- **Stated exercise**
Extract all lines in the data that contain the word "Lightroom".

..............................

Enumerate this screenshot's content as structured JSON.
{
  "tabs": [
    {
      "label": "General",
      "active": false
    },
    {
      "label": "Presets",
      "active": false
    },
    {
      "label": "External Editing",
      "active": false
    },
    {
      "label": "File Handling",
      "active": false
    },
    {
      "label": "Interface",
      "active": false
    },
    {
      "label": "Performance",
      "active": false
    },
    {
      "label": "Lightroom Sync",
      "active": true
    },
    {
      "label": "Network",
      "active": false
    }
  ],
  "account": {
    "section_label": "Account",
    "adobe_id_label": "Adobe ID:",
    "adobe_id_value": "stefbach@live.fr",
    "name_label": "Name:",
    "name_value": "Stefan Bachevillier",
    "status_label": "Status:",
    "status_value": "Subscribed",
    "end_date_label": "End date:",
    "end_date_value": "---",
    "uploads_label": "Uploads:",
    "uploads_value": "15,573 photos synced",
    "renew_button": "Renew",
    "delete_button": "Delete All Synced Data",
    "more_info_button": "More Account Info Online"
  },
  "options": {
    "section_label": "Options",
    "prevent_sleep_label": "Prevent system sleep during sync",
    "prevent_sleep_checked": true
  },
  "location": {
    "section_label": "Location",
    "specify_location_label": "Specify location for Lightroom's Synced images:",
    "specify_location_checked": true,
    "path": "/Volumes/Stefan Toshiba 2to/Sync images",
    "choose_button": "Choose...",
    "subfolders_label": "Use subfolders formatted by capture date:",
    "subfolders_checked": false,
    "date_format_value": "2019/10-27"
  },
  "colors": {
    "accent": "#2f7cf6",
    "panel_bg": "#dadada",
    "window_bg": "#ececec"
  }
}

..............................

- **Solution to this exercise**
      "label": "Lightroom Sync",
    "specify_location_label": "Specify location for Lightroom's Synced images:",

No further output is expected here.